Stated exercise:
Copy out every line of the material below without any change, but leave out the pictures.

Data entries:
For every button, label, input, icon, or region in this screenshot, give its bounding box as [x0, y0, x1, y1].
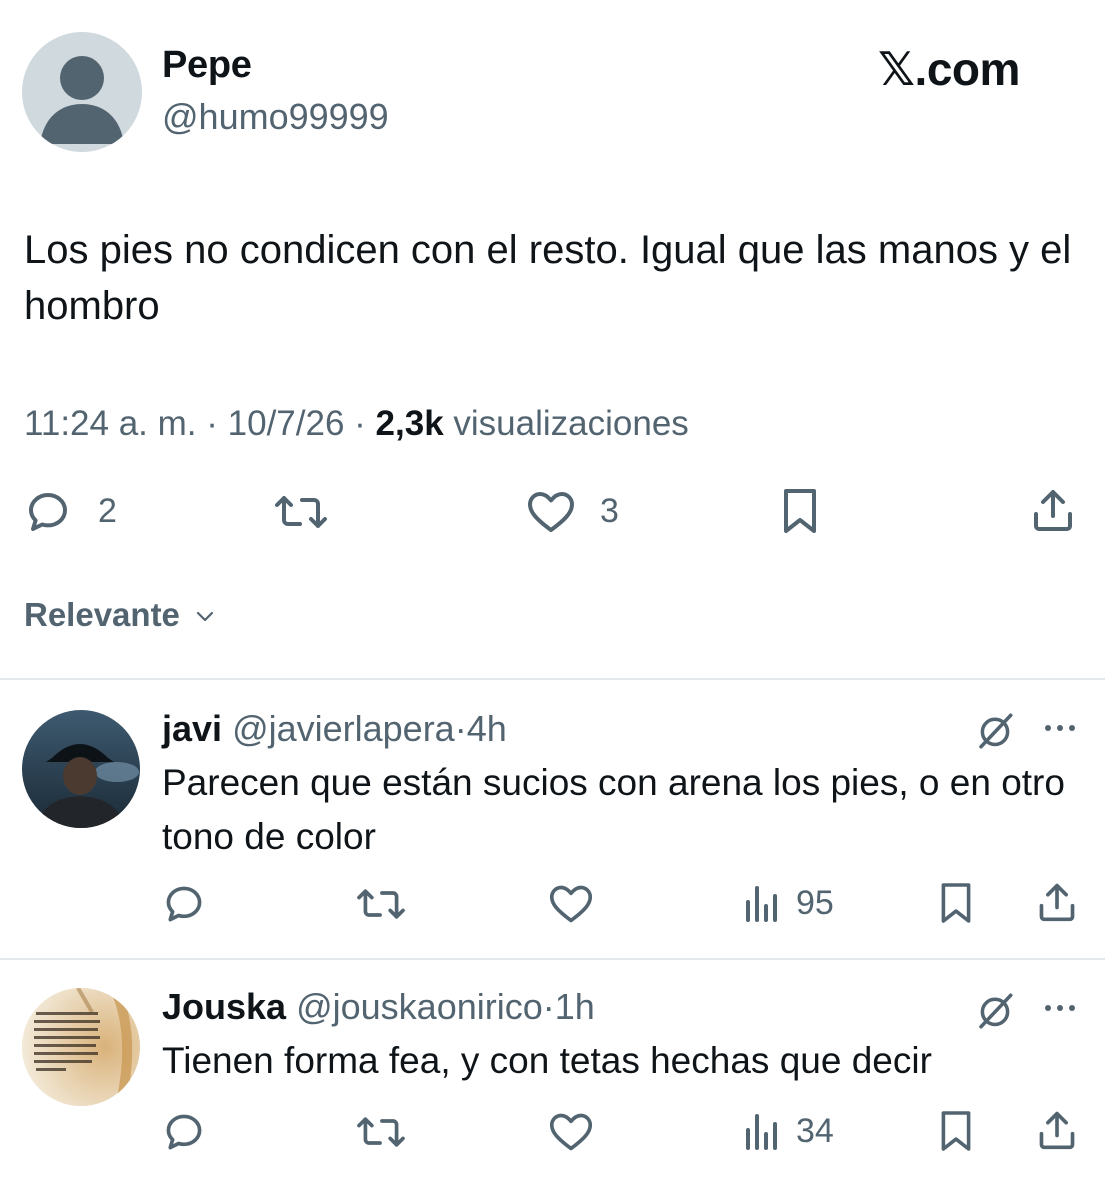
author-avatar[interactable]: [22, 32, 142, 152]
bookmark-icon: [784, 489, 816, 533]
analytics-icon: [746, 886, 777, 922]
reply-icon: [29, 493, 67, 531]
reply-age[interactable]: 4h: [467, 708, 507, 749]
divider: [0, 958, 1105, 960]
retweet-icon: [357, 1117, 405, 1147]
default-avatar-icon: [40, 56, 124, 144]
reply-text: Parecen que están sucios con arena los p…: [162, 762, 1065, 857]
reply-icon: [166, 886, 202, 922]
views-label: visualizaciones: [453, 404, 689, 443]
analytics-icon: [746, 1114, 777, 1150]
more-icon: [1045, 725, 1075, 731]
retweet-button[interactable]: [356, 1110, 406, 1154]
bookmark-button[interactable]: [938, 1108, 974, 1154]
reply-button[interactable]: [162, 882, 206, 926]
reply-author-name[interactable]: Jouska: [162, 986, 286, 1027]
reply-button[interactable]: [24, 488, 72, 536]
heart-icon: [549, 1113, 593, 1151]
share-icon: [1039, 1111, 1075, 1150]
reply-avatar[interactable]: [22, 710, 140, 828]
heart-icon: [528, 492, 574, 532]
bookmark-button[interactable]: [780, 486, 820, 536]
reply-header: Jouska @jouskaonirico·1h: [162, 986, 595, 1028]
share-button[interactable]: [1036, 880, 1078, 924]
more-icon: [1045, 1005, 1075, 1011]
views-count: 2,3k: [375, 404, 444, 443]
retweet-icon: [357, 889, 405, 919]
share-icon: [1034, 490, 1072, 531]
grok-icon: [979, 993, 1013, 1029]
views-count: 95: [796, 884, 834, 922]
tweet-time[interactable]: 11:24 a. m.: [24, 404, 197, 443]
reply-author-name[interactable]: javi: [162, 708, 222, 749]
views-button[interactable]: [744, 884, 780, 924]
reply-avatar[interactable]: [22, 988, 140, 1106]
share-button[interactable]: [1036, 1108, 1078, 1152]
reply-count: 2: [98, 492, 117, 530]
like-button[interactable]: [548, 882, 594, 926]
reply-author-handle[interactable]: @jouskaonirico: [296, 986, 543, 1027]
share-icon: [1039, 883, 1075, 922]
views-button[interactable]: [744, 1112, 780, 1152]
meta-separator: ·: [354, 404, 366, 443]
author-handle[interactable]: @humo99999: [162, 96, 389, 138]
share-button[interactable]: [1030, 486, 1076, 534]
x-brand-logo: 𝕏.com: [878, 43, 1020, 95]
retweet-button[interactable]: [274, 488, 328, 536]
like-count: 3: [600, 492, 619, 530]
views-count: 34: [796, 1112, 834, 1150]
reply-age[interactable]: 1h: [555, 986, 595, 1027]
retweet-button[interactable]: [356, 882, 406, 926]
retweet-icon: [275, 496, 327, 528]
tweet-meta: 11:24 a. m. · 10/7/26 · 2,3k visualizaci…: [24, 404, 689, 444]
tweet-text: Los pies no condicen con el resto. Igual…: [24, 228, 1072, 328]
meta-separator: ·: [206, 404, 218, 443]
divider: [0, 678, 1105, 680]
tweet-date[interactable]: 10/7/26: [228, 404, 345, 443]
more-options-button[interactable]: [1040, 996, 1080, 1020]
bookmark-icon: [941, 1111, 971, 1151]
header-separator: ·: [454, 708, 467, 749]
reply-text: Tienen forma fea, y con tetas hechas que…: [162, 1040, 932, 1081]
sort-dropdown[interactable]: Relevante: [24, 596, 217, 634]
reply-author-handle[interactable]: @javierlapera: [232, 708, 455, 749]
bookmark-icon: [941, 883, 971, 923]
like-button[interactable]: [548, 1110, 594, 1154]
reply-button[interactable]: [162, 1110, 206, 1154]
profile-photo: [22, 710, 140, 828]
profile-photo: [22, 988, 140, 1106]
grok-button[interactable]: [974, 990, 1016, 1032]
grok-button[interactable]: [974, 710, 1016, 752]
heart-icon: [549, 885, 593, 923]
reply-icon: [166, 1114, 202, 1150]
more-options-button[interactable]: [1040, 716, 1080, 740]
like-button[interactable]: [526, 488, 576, 536]
grok-icon: [979, 713, 1013, 749]
bookmark-button[interactable]: [938, 880, 974, 926]
chevron-down-icon: [196, 612, 214, 622]
header-separator: ·: [542, 986, 555, 1027]
author-name[interactable]: Pepe: [162, 44, 252, 87]
sort-label: Relevante: [24, 596, 180, 633]
reply-header: javi @javierlapera·4h: [162, 708, 507, 750]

Exercise result:
For every button, label, input, icon, or region in this screenshot, give its bounding box as [x0, y0, x1, y1].
author-avatar[interactable]: [22, 32, 142, 152]
bookmark-icon: [784, 489, 816, 533]
analytics-icon: [746, 886, 777, 922]
reply-icon: [29, 493, 67, 531]
reply-age[interactable]: 4h: [467, 708, 507, 749]
divider: [0, 958, 1105, 960]
retweet-icon: [357, 1117, 405, 1147]
default-avatar-icon: [40, 56, 124, 144]
reply-text: Parecen que están sucios con arena los p…: [162, 762, 1065, 857]
reply-icon: [166, 886, 202, 922]
views-label: visualizaciones: [453, 404, 689, 443]
analytics-icon: [746, 1114, 777, 1150]
more-icon: [1045, 725, 1075, 731]
retweet-button[interactable]: [356, 1110, 406, 1154]
bookmark-button[interactable]: [938, 1108, 974, 1154]
reply-button[interactable]: [162, 882, 206, 926]
reply-author-name[interactable]: Jouska: [162, 986, 286, 1027]
reply-button[interactable]: [24, 488, 72, 536]
heart-icon: [549, 1113, 593, 1151]
share-icon: [1039, 1111, 1075, 1150]
reply-avatar[interactable]: [22, 710, 140, 828]
heart-icon: [528, 492, 574, 532]
bookmark-button[interactable]: [780, 486, 820, 536]
reply-header: Jouska @jouskaonirico·1h: [162, 986, 595, 1028]
share-button[interactable]: [1036, 880, 1078, 924]
more-icon: [1045, 1005, 1075, 1011]
views-count: 2,3k: [375, 404, 444, 443]
retweet-icon: [357, 889, 405, 919]
share-icon: [1034, 490, 1072, 531]
grok-icon: [979, 993, 1013, 1029]
views-count: 95: [796, 884, 834, 922]
tweet-time[interactable]: 11:24 a. m.: [24, 404, 197, 443]
reply-author-name[interactable]: javi: [162, 708, 222, 749]
views-button[interactable]: [744, 884, 780, 924]
reply-avatar[interactable]: [22, 988, 140, 1106]
share-button[interactable]: [1036, 1108, 1078, 1152]
reply-count: 2: [98, 492, 117, 530]
like-button[interactable]: [548, 882, 594, 926]
reply-author-handle[interactable]: @jouskaonirico: [296, 986, 543, 1027]
share-icon: [1039, 883, 1075, 922]
views-button[interactable]: [744, 1112, 780, 1152]
meta-separator: ·: [354, 404, 366, 443]
author-handle[interactable]: @humo99999: [162, 96, 389, 138]
share-button[interactable]: [1030, 486, 1076, 534]
x-brand-logo: 𝕏.com: [878, 43, 1020, 95]
retweet-button[interactable]: [274, 488, 328, 536]
like-count: 3: [600, 492, 619, 530]
views-count: 34: [796, 1112, 834, 1150]
reply-age[interactable]: 1h: [555, 986, 595, 1027]
retweet-button[interactable]: [356, 882, 406, 926]
retweet-icon: [275, 496, 327, 528]
tweet-meta: 11:24 a. m. · 10/7/26 · 2,3k visualizaci…: [24, 404, 689, 444]
tweet-text: Los pies no condicen con el resto. Igual…: [24, 228, 1072, 328]
meta-separator: ·: [206, 404, 218, 443]
divider: [0, 678, 1105, 680]
tweet-date[interactable]: 10/7/26: [228, 404, 345, 443]
more-options-button[interactable]: [1040, 996, 1080, 1020]
bookmark-icon: [941, 1111, 971, 1151]
header-separator: ·: [454, 708, 467, 749]
reply-text: Tienen forma fea, y con tetas hechas que…: [162, 1040, 932, 1081]
sort-dropdown[interactable]: Relevante: [24, 596, 217, 634]
reply-author-handle[interactable]: @javierlapera: [232, 708, 455, 749]
bookmark-icon: [941, 883, 971, 923]
like-button[interactable]: [548, 1110, 594, 1154]
reply-button[interactable]: [162, 1110, 206, 1154]
profile-photo: [22, 710, 140, 828]
profile-photo: [22, 988, 140, 1106]
grok-button[interactable]: [974, 990, 1016, 1032]
grok-button[interactable]: [974, 710, 1016, 752]
heart-icon: [549, 885, 593, 923]
reply-icon: [166, 1114, 202, 1150]
more-options-button[interactable]: [1040, 716, 1080, 740]
like-button[interactable]: [526, 488, 576, 536]
grok-icon: [979, 713, 1013, 749]
bookmark-button[interactable]: [938, 880, 974, 926]
chevron-down-icon: [196, 612, 214, 622]
header-separator: ·: [542, 986, 555, 1027]
author-name[interactable]: Pepe: [162, 44, 252, 87]
sort-label: Relevante: [24, 596, 180, 633]
reply-header: javi @javierlapera·4h: [162, 708, 507, 750]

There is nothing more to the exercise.